_取り組む課題_
**a)** 揮散成分吸着用担体に関する抜粋によれば、この担体はどのような構造を持つか。
**b)** 揮散成分吸着用担体に関する抜粋のうち、「本発明の他の一態様として」で始まる段落を、主な事実を残して箇条書きにまとめよ。
**c)** 揮散成分吸着用担体に関する抜粋の一部を、「大豆」を「黒豆」に置き換えて書き直せ。「植物性蛋白質は、植物性原料か」を含む語句から始め、「多数の細孔を持つことをいう。」の後で終えること。

_抜粋_
—————
また、該香気成分を含む香気としては、飲食品、化粧品、香水、芳香剤、アロマ(樹液)、香料等から生じる好ましい香りが挙げられる。
【0011】
(薬効成分)
本発明の他の一態様として、揮散成分は「薬効成分」である。例えば害虫防除活性を有する化合物や、動物忌避活性を有する化合物等が挙げられ、特に限定はされるものではない。例えば具体的な薬効成分としては、ピレトリン等のピレスロイド系殺虫成分、ジクロルボス等の有機リン系殺虫成分、プロポクスル等のカーバメート系殺虫成分、β-ナフトール、ベンゼン、酢酸エチル、ニンニク、木酢液、木タール、オオカミ尿、ヒトデサポニン等の動物忌避成分等が挙げられる。
【0012】
以下、本発明の揮散成分吸着用担体の特徴を具体的に説明する。
【0013】
A.植物性蛋白質ベースの多孔質体
本発明の揮散成分吸着用担体は、植物性蛋白質を含む多孔質の構造を有するものである。
植物性蛋白質は、植物性原料から取得された蛋白質であり、例えば大豆、エンドウ、緑豆、ヒヨコ豆、落花生、アーモンド、ルピナス、キマメ、ナタ豆、ツル豆、インゲン豆、小豆、ササゲ、レンズ豆、ソラ豆、イナゴ豆などの豆類や、ナタネ種子(特にキャノーラ品種)、ヒマワリ種子、綿実種子、ココナッツ等の種子類や、小麦、大麦、ライ麦、米、トウモロコシ等の穀類などから取得された蛋白質が挙げられる。「多孔質」とは、木炭やゼオライトのように多数の細孔を持つことをいう。
—————
_提供資料_

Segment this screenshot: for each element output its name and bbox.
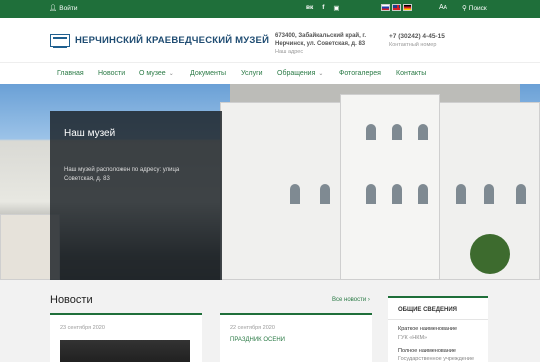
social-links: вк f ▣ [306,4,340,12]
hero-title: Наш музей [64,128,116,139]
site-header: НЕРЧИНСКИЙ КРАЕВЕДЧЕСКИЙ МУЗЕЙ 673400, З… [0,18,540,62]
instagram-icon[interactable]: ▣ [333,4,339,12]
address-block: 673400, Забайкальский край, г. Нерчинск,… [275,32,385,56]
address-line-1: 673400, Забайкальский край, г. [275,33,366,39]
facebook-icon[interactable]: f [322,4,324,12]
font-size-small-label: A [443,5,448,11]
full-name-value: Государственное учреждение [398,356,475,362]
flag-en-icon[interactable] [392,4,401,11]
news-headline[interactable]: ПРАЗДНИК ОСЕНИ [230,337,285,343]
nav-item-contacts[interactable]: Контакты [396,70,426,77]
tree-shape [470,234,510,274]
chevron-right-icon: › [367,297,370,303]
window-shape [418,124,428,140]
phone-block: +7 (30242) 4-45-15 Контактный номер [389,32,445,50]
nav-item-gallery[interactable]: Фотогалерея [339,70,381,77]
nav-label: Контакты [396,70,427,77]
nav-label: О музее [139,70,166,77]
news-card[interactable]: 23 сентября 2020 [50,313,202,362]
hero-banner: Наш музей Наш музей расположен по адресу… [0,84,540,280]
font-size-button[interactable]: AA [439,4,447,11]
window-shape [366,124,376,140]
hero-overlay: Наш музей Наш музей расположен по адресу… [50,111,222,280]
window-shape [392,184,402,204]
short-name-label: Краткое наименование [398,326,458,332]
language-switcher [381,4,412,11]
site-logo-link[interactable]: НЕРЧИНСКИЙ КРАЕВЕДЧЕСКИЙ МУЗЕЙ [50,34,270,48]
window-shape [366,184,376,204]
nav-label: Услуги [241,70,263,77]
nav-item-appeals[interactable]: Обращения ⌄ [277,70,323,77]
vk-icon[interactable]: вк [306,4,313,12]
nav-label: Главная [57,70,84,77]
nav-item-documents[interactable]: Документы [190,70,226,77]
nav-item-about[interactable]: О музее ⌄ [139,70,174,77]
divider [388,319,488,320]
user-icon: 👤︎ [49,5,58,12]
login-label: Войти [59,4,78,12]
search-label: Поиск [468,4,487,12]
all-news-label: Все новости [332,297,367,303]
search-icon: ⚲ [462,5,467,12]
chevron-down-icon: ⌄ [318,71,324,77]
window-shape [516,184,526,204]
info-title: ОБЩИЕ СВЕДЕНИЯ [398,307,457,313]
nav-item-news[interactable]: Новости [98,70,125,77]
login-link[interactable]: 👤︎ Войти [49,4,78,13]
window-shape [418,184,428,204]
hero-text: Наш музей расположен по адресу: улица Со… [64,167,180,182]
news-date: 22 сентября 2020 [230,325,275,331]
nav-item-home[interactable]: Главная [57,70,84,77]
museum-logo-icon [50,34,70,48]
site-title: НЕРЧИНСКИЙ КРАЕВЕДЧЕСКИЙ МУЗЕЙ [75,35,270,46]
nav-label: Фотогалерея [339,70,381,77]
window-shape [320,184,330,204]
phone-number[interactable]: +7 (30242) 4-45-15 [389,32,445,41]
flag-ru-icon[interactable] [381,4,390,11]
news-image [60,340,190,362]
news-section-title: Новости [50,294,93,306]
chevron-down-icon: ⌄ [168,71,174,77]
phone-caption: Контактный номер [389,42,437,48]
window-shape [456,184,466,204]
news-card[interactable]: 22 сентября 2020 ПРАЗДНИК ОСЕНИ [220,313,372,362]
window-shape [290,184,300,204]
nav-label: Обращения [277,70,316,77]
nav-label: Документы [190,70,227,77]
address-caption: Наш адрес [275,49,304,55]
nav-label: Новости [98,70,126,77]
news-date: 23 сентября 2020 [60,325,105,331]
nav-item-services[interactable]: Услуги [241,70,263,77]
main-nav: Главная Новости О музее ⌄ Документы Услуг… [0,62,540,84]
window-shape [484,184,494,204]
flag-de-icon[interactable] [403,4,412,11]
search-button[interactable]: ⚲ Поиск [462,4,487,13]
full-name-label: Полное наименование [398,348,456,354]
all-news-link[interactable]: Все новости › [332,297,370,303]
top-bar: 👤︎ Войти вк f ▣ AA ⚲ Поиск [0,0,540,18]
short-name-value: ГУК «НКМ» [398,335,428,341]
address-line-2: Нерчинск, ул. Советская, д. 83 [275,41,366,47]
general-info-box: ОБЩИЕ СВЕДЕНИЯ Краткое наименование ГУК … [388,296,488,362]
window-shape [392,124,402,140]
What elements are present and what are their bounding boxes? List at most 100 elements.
—————
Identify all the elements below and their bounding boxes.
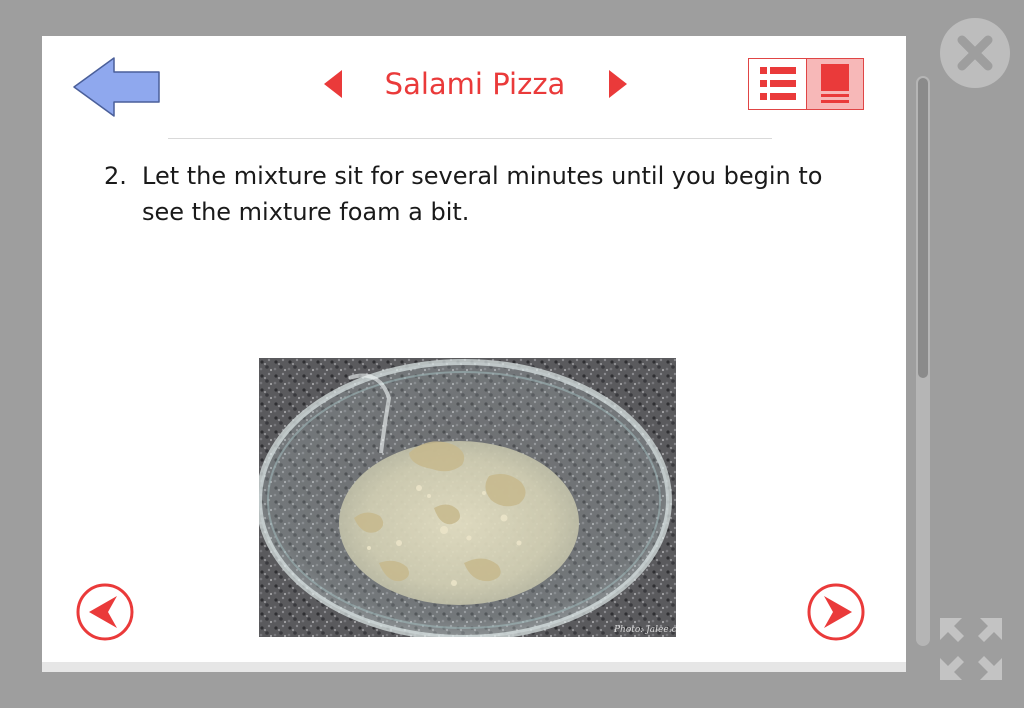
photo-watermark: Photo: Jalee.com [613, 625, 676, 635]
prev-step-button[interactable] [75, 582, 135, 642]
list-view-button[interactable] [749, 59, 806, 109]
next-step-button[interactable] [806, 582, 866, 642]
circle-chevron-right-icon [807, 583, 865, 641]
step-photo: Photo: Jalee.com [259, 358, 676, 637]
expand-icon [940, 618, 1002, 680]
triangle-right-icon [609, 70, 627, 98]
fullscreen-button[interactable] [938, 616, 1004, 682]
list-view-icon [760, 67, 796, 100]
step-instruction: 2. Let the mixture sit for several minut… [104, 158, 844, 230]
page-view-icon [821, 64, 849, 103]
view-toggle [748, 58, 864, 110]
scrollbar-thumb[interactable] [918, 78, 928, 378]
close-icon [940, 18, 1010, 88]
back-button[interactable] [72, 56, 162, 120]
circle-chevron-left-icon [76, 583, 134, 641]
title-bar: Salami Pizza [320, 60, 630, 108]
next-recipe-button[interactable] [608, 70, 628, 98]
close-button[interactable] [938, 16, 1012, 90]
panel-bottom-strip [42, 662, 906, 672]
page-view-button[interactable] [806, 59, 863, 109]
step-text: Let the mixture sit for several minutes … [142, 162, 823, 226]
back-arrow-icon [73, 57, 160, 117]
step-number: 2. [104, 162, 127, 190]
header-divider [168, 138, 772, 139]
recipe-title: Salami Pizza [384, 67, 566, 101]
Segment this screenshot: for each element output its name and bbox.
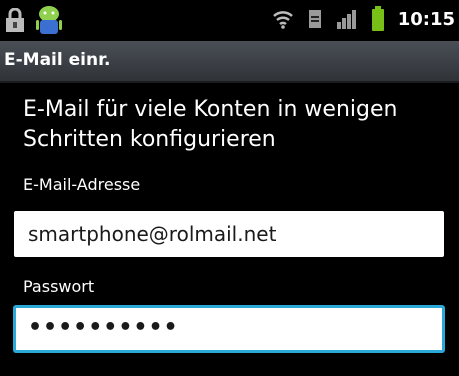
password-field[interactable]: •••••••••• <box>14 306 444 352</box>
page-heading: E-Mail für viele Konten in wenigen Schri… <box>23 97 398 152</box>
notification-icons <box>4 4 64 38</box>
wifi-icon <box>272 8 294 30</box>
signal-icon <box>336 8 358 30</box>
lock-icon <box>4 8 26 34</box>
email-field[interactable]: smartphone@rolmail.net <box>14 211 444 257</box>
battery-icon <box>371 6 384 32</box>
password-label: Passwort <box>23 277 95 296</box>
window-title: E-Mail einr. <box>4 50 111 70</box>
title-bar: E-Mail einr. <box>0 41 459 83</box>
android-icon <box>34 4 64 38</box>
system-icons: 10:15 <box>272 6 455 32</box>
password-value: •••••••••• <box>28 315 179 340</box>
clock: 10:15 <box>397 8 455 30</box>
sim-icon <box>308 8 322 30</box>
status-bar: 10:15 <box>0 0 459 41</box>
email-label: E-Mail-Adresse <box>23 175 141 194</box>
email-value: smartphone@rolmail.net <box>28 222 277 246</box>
—————
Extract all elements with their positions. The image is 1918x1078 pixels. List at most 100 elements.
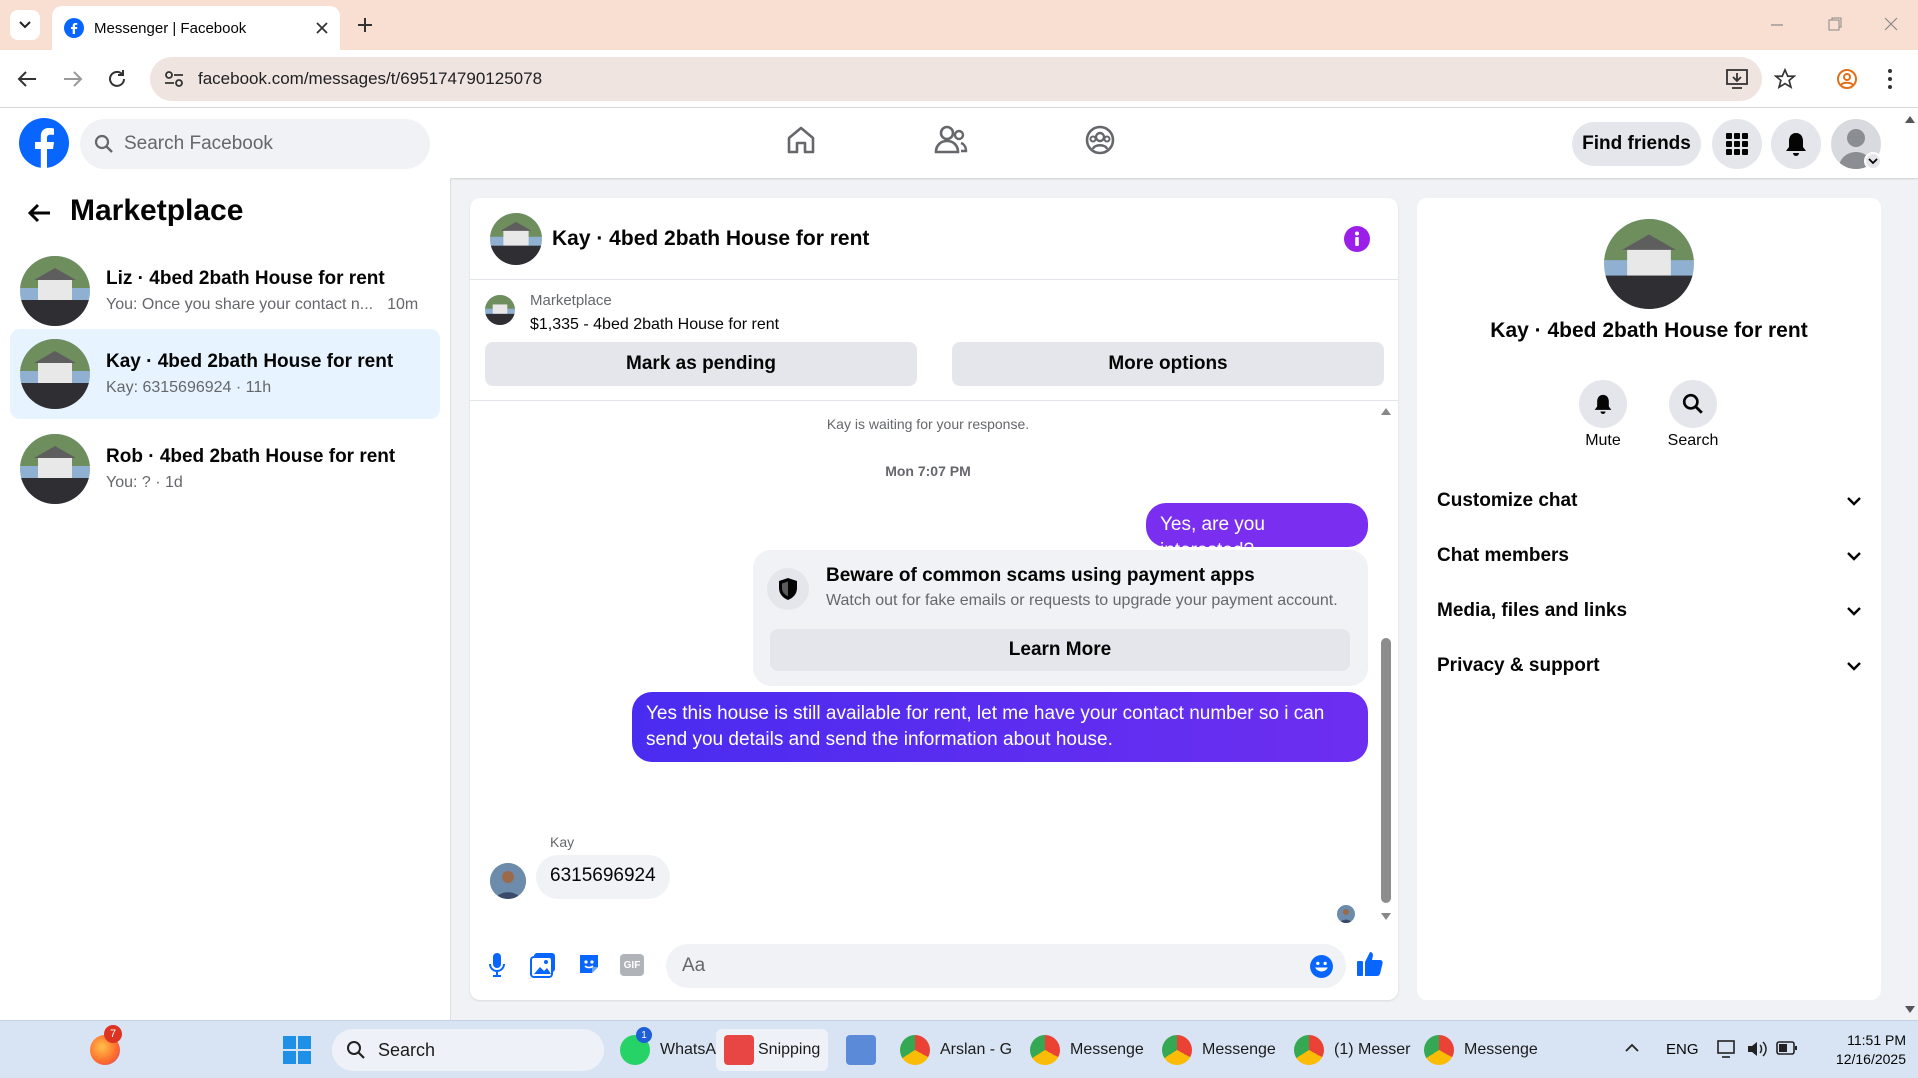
—————
_解答一式_
**a)** 植物性蛋白質を含む多孔質の構造を持つ。

**b)**
- 別の態様では、揮散成分は「薬効成分」である。
- 例として、害虫防除活性を持つ化合物や動物忌避活性を持つ化合物などがあり、特に限定はされない。
- 具体例は次のとおり。
  - ピレスロイド系殺虫成分:ピレトリン等
  - 有機リン系殺虫成分:ジクロルボス等
  - カーバメート系殺虫成分:プロポクスル等
  - 動物忌避成分:β-ナフトール、ベンゼン、酢酸エチル、ニンニク、木酢液、木タール、オオカミ尿、ヒトデサポニン等

**c)**
植物性蛋白質は、植物性原料から取得された蛋白質であり、例えば黒豆、エンドウ、緑豆、ヒヨコ豆、落花生、アーモンド、ルピナス、キマメ、ナタ豆、ツル豆、インゲン豆、小豆、ササゲ、レンズ豆、ソラ豆、イナゴ豆などの豆類や、ナタネ種子(特にキャノーラ品種)、ヒマワリ種子、綿実種子、ココナッツ等の種子類や、小麦、大麦、ライ麦、米、トウモロコシ等の穀類などから取得された蛋白質が挙げられる。「多孔質」とは、木炭やゼオライトのように多数の細孔を持つことをいう。